[Saved data entries]
======
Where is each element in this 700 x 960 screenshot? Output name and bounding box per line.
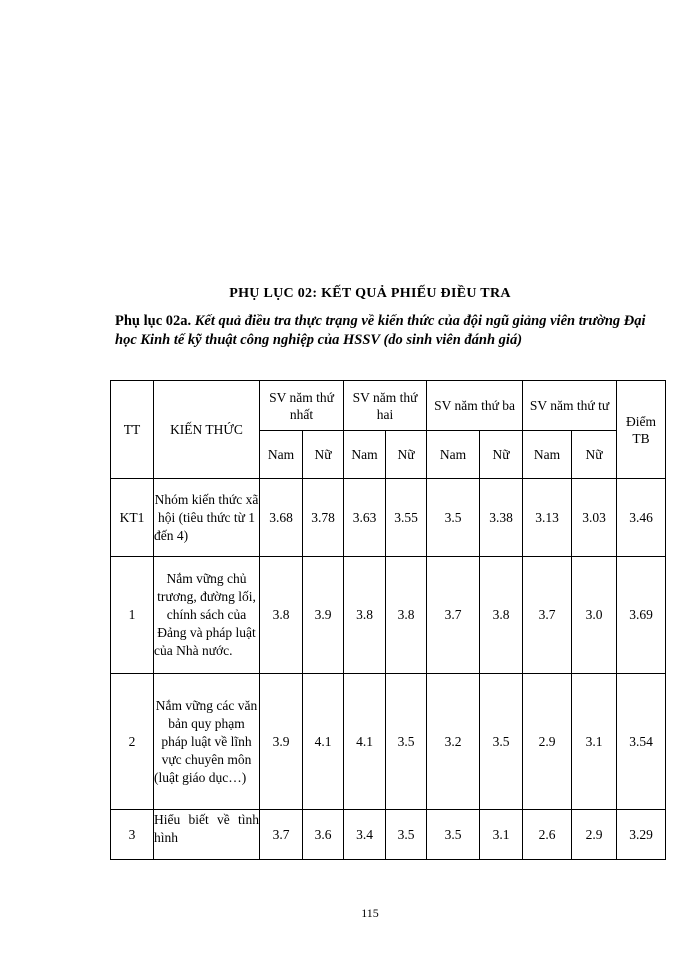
cell-value: 3.03 <box>572 479 617 557</box>
page-title: PHỤ LỤC 02: KẾT QUẢ PHIẾU ĐIỀU TRA <box>229 286 511 301</box>
cell-value: 3.5 <box>480 674 523 810</box>
row-tt: KT1 <box>111 479 154 557</box>
cell-average: 3.29 <box>617 810 666 860</box>
cell-value: 3.5 <box>427 479 480 557</box>
header-year-4: SV năm thứ tư <box>523 381 617 431</box>
cell-value: 3.8 <box>344 557 386 674</box>
cell-value: 3.8 <box>260 557 303 674</box>
row-tt: 2 <box>111 674 154 810</box>
cell-value: 3.8 <box>386 557 427 674</box>
caption-lead: Phụ lục 02a. <box>115 313 192 329</box>
cell-value: 3.38 <box>480 479 523 557</box>
table-row <box>111 479 666 557</box>
header-female: Nữ <box>303 431 344 479</box>
row-knowledge: Nắm vững các văn bản quy phạm pháp luật về lĩnh vực chuyên môn (luật giáo dục…) <box>154 674 260 810</box>
cell-value: 3.9 <box>303 557 344 674</box>
cell-value: 3.0 <box>572 557 617 674</box>
header-female: Nữ <box>480 431 523 479</box>
header-year-3: SV năm thứ ba <box>427 381 523 431</box>
header-female: Nữ <box>386 431 427 479</box>
caption-text: Kết quả điều tra thực trạng về kiến thức của đội ngũ giảng viên trường Đại học Kinh tế kỹ thuật công nghiệp của HSSV (do sinh viên đánh giá) <box>115 313 646 348</box>
cell-value: 3.4 <box>344 810 386 860</box>
cell-value: 3.13 <box>523 479 572 557</box>
cell-average: 3.69 <box>617 557 666 674</box>
row-knowledge: Nhóm kiến thức xã hội (tiêu thức từ 1 đến 4) <box>154 479 260 557</box>
cell-value: 3.5 <box>386 674 427 810</box>
row-knowledge-cell <box>154 810 260 860</box>
cell-value: 3.78 <box>303 479 344 557</box>
cell-value: 3.7 <box>427 557 480 674</box>
cell-average: 3.54 <box>617 674 666 810</box>
page-number: 115 <box>361 906 379 920</box>
cell-value: 3.1 <box>480 810 523 860</box>
header-male: Nam <box>260 431 303 479</box>
cell-value: 2.9 <box>572 810 617 860</box>
header-male: Nam <box>523 431 572 479</box>
header-male: Nam <box>427 431 480 479</box>
header-female: Nữ <box>572 431 617 479</box>
cell-value: 3.8 <box>480 557 523 674</box>
row-tt: 1 <box>111 557 154 674</box>
cell-value: 3.2 <box>427 674 480 810</box>
header-row-top <box>111 381 666 431</box>
cell-value: 4.1 <box>344 674 386 810</box>
cell-value: 3.55 <box>386 479 427 557</box>
cell-value: 4.1 <box>303 674 344 810</box>
cell-value: 3.9 <box>260 674 303 810</box>
table-row <box>111 810 666 860</box>
cell-value: 3.5 <box>386 810 427 860</box>
header-average: Điểm TB <box>617 381 666 479</box>
cell-value: 3.1 <box>572 674 617 810</box>
cell-value: 3.68 <box>260 479 303 557</box>
cell-value: 2.6 <box>523 810 572 860</box>
header-knowledge: KIẾN THỨC <box>154 381 260 479</box>
cell-value: 3.6 <box>303 810 344 860</box>
header-year-1: SV năm thứ nhất <box>260 381 344 431</box>
row-knowledge: Hiểu biết về tình hình <box>154 811 259 845</box>
cell-value: 3.5 <box>427 810 480 860</box>
header-year-2: SV năm thứ hai <box>344 381 427 431</box>
cell-value: 3.63 <box>344 479 386 557</box>
cell-value: 2.9 <box>523 674 572 810</box>
cell-value: 3.7 <box>523 557 572 674</box>
table-caption <box>115 312 655 350</box>
header-male: Nam <box>344 431 386 479</box>
table-row <box>111 557 666 674</box>
results-table <box>110 380 666 860</box>
header-tt: TT <box>111 381 154 479</box>
row-knowledge: Nắm vững chủ trương, đường lối, chính sách của Đảng và pháp luật của Nhà nước. <box>154 557 260 674</box>
row-tt: 3 <box>111 810 154 860</box>
cell-value: 3.7 <box>260 810 303 860</box>
table-row <box>111 674 666 810</box>
cell-average: 3.46 <box>617 479 666 557</box>
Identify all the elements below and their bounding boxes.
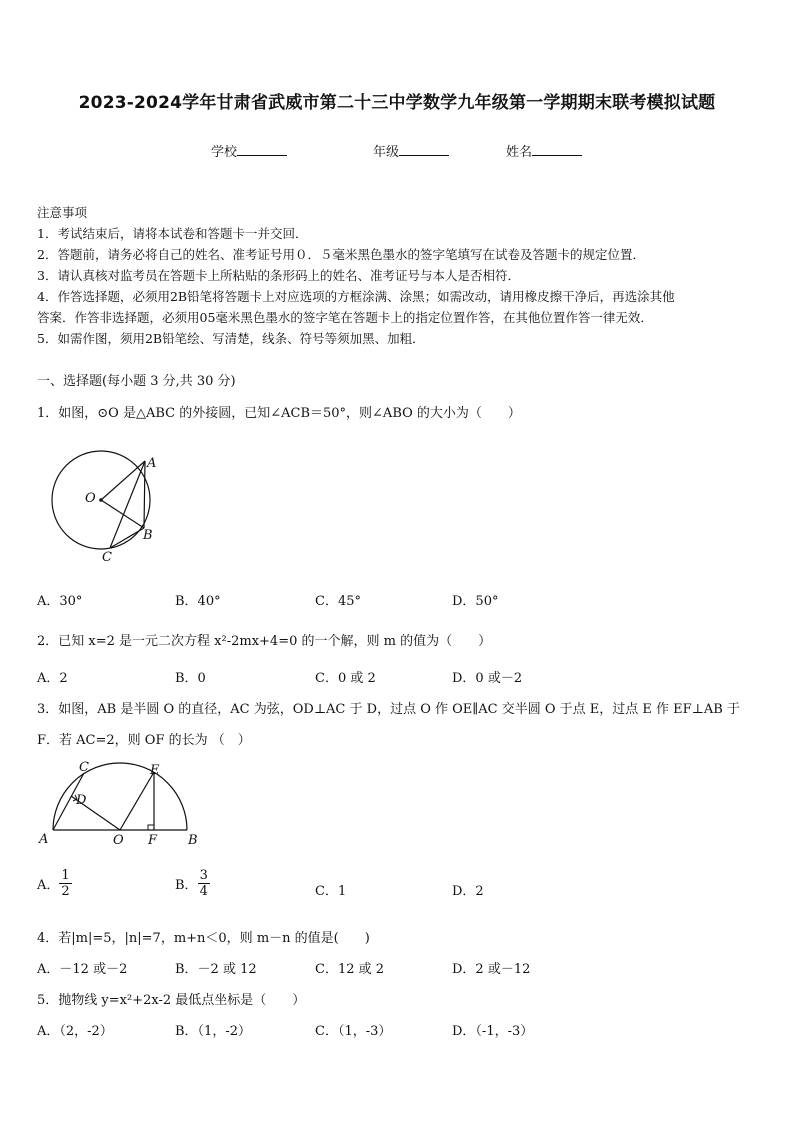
q4-option-b: B．－2 或 12: [175, 962, 257, 977]
question-4-stem: 4．若|m|=5，|n|=7，m+n＜0，则 m－n 的值是( ): [37, 931, 370, 946]
q1-option-d: D．50°: [452, 594, 499, 609]
q1-option-b: B．40°: [175, 594, 221, 609]
point-O-label: O: [85, 491, 96, 506]
section-heading: 一、选择题(每小题 3 分,共 30 分): [37, 374, 236, 389]
q4-option-d: D．2 或－12: [452, 962, 531, 977]
point-F-label: F: [148, 833, 158, 848]
point-C-label: C: [102, 550, 112, 565]
point-A-label: A: [39, 832, 49, 847]
question-2-stem: 2．已知 x=2 是一元二次方程 x²-2mx+4=0 的一个解，则 m 的值为（ ）: [37, 634, 492, 649]
point-O-label: O: [113, 833, 124, 848]
point-D-label: D: [76, 793, 87, 808]
q5-option-a: A．（2，-2）: [37, 1024, 113, 1039]
point-B-label: B: [188, 833, 198, 848]
fraction-numerator: 3: [199, 868, 208, 883]
notice-item: 5．如需作图，须用2B铅笔绘、写清楚，线条、符号等须加黑、加粗．: [37, 331, 425, 346]
q4-option-c: C．12 或 2: [315, 962, 385, 977]
notice-item: 答案．作答非选择题，必须用05毫米黑色墨水的签字笔在答题卡上的指定位置作答，在其他位置作答一律无效．: [37, 310, 653, 325]
point-A-label: A: [147, 456, 157, 471]
page-title: 2023-2024学年甘肃省武威市第二十三中学数学九年级第一学期期末联考模拟试题: [78, 93, 716, 113]
q2-option-a: A．2: [37, 671, 68, 686]
fraction-denominator: 2: [61, 884, 70, 899]
semicircle-figure: [36, 756, 206, 851]
q3-option-b-prefix: B．: [175, 878, 198, 893]
grade-blank: [399, 143, 449, 156]
q3-option-d: D．2: [452, 884, 484, 899]
q1-option-c: C．45°: [315, 594, 361, 609]
fraction: [198, 868, 210, 899]
q2-option-d: D．0 或－2: [452, 671, 523, 686]
fraction: [59, 868, 71, 899]
question-3-stem-line2: F．若 AC=2，则 OF 的长为 （ ）: [37, 733, 251, 748]
q3-option-b: [175, 868, 210, 899]
name-blank: [532, 143, 582, 156]
point-E-label: E: [150, 763, 160, 778]
question-1-stem: 1．如图，⊙O 是△ABC 的外接圆，已知∠ACB＝50°，则∠ABO 的大小为（ ）: [37, 406, 521, 421]
q5-option-b: B．（1，-2）: [175, 1024, 251, 1039]
fraction-numerator: 1: [61, 868, 70, 883]
grade-field: [373, 141, 449, 160]
q2-option-b: B．0: [175, 671, 206, 686]
grade-label: 年级: [373, 145, 400, 160]
notice-heading: 注意事项: [37, 205, 88, 220]
circumcircle-figure: [40, 448, 170, 568]
point-B-label: B: [143, 528, 153, 543]
notice-item: 4．作答选择题，必须用2B铅笔将答题卡上对应选项的方框涂满、涂黑；如需改动，请用橡皮擦干净后，再选涂其他: [37, 289, 675, 304]
point-C-label: C: [79, 760, 89, 775]
school-blank: [237, 143, 287, 156]
q2-option-c: C．0 或 2: [315, 671, 376, 686]
school-field: [211, 141, 287, 160]
q3-option-c: C．1: [315, 884, 347, 899]
q3-option-a-prefix: A．: [37, 878, 60, 893]
notice-item: 1．考试结束后，请将本试卷和答题卡一并交回．: [37, 226, 308, 241]
fraction-denominator: 4: [199, 884, 208, 899]
name-label: 姓名: [506, 145, 533, 160]
school-label: 学校: [211, 145, 238, 160]
name-field: [506, 141, 582, 160]
question-5-stem: 5．抛物线 y=x²+2x-2 最低点坐标是（ ）: [37, 993, 306, 1008]
q3-option-a: [37, 868, 72, 899]
notice-item: 2．答题前，请务必将自己的姓名、准考证号用０．５毫米黑色墨水的签字笔填写在试卷及答题卡的规定位置．: [37, 247, 645, 262]
q5-option-c: C．（1，-3）: [315, 1024, 392, 1039]
notice-item: 3．请认真核对监考员在答题卡上所粘贴的条形码上的姓名、准考证号与本人是否相符．: [37, 268, 520, 283]
question-3-stem-line1: 3．如图，AB 是半圆 O 的直径，AC 为弦，OD⊥AC 于 D，过点 O 作 OE∥AC 交半圆 O 于点 E，过点 E 作 EF⊥AB 于: [37, 702, 740, 717]
q1-option-a: A．30°: [37, 594, 83, 609]
q4-option-a: A．－12 或－2: [37, 962, 128, 977]
q5-option-d: D．（-1，-3）: [452, 1024, 534, 1039]
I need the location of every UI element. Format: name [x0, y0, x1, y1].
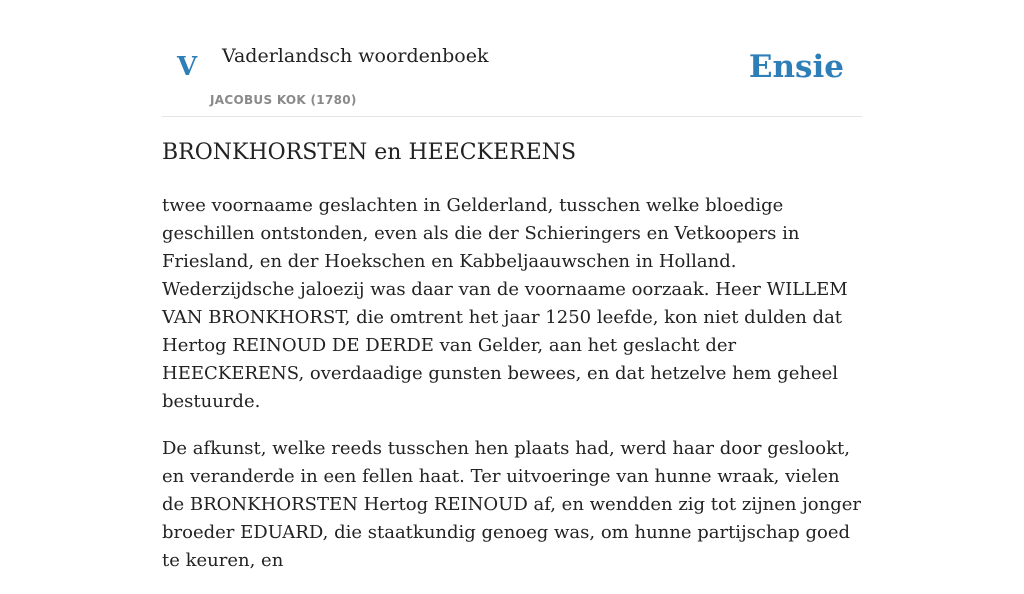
======
_What you need to do_
Output every line of the items, unchanged, from the line with "cell-value: 3.03 <box>572 479 617 557</box>" through the line with "cell-value: 3.7 <box>427 557 480 674</box>", including both of those lines.

_Final result_
cell-value: 3.03 <box>572 479 617 557</box>
page-title: PHỤ LỤC 02: KẾT QUẢ PHIẾU ĐIỀU TRA <box>229 286 511 301</box>
cell-value: 3.5 <box>480 674 523 810</box>
row-tt: KT1 <box>111 479 154 557</box>
cell-average: 3.29 <box>617 810 666 860</box>
cell-value: 3.5 <box>427 479 480 557</box>
header-year-4: SV năm thứ tư <box>523 381 617 431</box>
cell-value: 3.8 <box>344 557 386 674</box>
cell-value: 3.8 <box>260 557 303 674</box>
row-tt: 2 <box>111 674 154 810</box>
cell-value: 3.8 <box>386 557 427 674</box>
caption-lead: Phụ lục 02a. <box>115 313 192 329</box>
cell-value: 3.38 <box>480 479 523 557</box>
table-row <box>111 479 666 557</box>
header-female: Nữ <box>303 431 344 479</box>
row-knowledge: Nắm vững các văn bản quy phạm pháp luật về lĩnh vực chuyên môn (luật giáo dục…) <box>154 674 260 810</box>
cell-value: 3.9 <box>303 557 344 674</box>
cell-value: 3.0 <box>572 557 617 674</box>
header-female: Nữ <box>480 431 523 479</box>
header-year-3: SV năm thứ ba <box>427 381 523 431</box>
header-female: Nữ <box>386 431 427 479</box>
caption-text: Kết quả điều tra thực trạng về kiến thức của đội ngũ giảng viên trường Đại học Kinh tế kỹ thuật công nghiệp của HSSV (do sinh viên đánh giá) <box>115 313 646 348</box>
cell-value: 3.4 <box>344 810 386 860</box>
cell-value: 3.13 <box>523 479 572 557</box>
cell-average: 3.69 <box>617 557 666 674</box>
row-knowledge: Nhóm kiến thức xã hội (tiêu thức từ 1 đến 4) <box>154 479 260 557</box>
cell-value: 3.5 <box>386 674 427 810</box>
row-knowledge-cell <box>154 810 260 860</box>
cell-value: 3.78 <box>303 479 344 557</box>
cell-value: 3.7 <box>427 557 480 674</box>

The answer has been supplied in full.